● Problem description
The data below is to be returned in full and exactly.

● Excerpts from a figure dataset
★ ★ ★

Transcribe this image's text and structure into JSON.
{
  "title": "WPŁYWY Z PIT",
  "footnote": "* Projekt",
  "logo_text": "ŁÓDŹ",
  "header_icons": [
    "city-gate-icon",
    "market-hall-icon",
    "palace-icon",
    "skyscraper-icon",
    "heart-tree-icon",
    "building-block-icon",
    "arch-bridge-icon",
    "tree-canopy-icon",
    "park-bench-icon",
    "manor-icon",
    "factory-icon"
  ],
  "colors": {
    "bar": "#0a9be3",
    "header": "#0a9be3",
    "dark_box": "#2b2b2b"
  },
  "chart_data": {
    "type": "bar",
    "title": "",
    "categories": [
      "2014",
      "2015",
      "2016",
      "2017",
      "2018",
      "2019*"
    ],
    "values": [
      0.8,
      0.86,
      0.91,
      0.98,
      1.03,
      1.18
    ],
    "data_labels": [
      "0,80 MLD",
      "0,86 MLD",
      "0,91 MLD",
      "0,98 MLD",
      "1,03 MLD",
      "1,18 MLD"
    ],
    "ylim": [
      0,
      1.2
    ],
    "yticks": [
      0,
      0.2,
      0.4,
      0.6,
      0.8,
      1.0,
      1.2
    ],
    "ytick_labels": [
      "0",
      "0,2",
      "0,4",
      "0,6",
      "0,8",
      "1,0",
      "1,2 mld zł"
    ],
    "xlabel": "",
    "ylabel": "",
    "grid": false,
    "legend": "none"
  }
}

★ ★ ★

● Result of this exercise
Transcribe this image's text and structure into JSON.
{
  "title": "WPŁYWY Z PIT",
  "footnote": "* Projekt",
  "logo_text": "ŁÓDŹ",
  "header_icons": [
    "city-gate-icon",
    "market-hall-icon",
    "palace-icon",
    "skyscraper-icon",
    "heart-tree-icon",
    "building-block-icon",
    "arch-bridge-icon",
    "tree-canopy-icon",
    "park-bench-icon",
    "manor-icon",
    "factory-icon"
  ],
  "colors": {
    "bar": "#0a9be3",
    "header": "#0a9be3",
    "dark_box": "#2b2b2b"
  },
  "chart_data": {
    "type": "bar",
    "title": "",
    "categories": [
      "2014",
      "2015",
      "2016",
      "2017",
      "2018",
      "2019*"
    ],
    "values": [
      0.8,
      0.86,
      0.91,
      0.98,
      1.03,
      1.18
    ],
    "data_labels": [
      "0,80 MLD",
      "0,86 MLD",
      "0,91 MLD",
      "0,98 MLD",
      "1,03 MLD",
      "1,18 MLD"
    ],
    "ylim": [
      0,
      1.2
    ],
    "yticks": [
      0,
      0.2,
      0.4,
      0.6,
      0.8,
      1.0,
      1.2
    ],
    "ytick_labels": [
      "0",
      "0,2",
      "0,4",
      "0,6",
      "0,8",
      "1,0",
      "1,2 mld zł"
    ],
    "xlabel": "",
    "ylabel": "",
    "grid": false,
    "legend": "none"
  }
}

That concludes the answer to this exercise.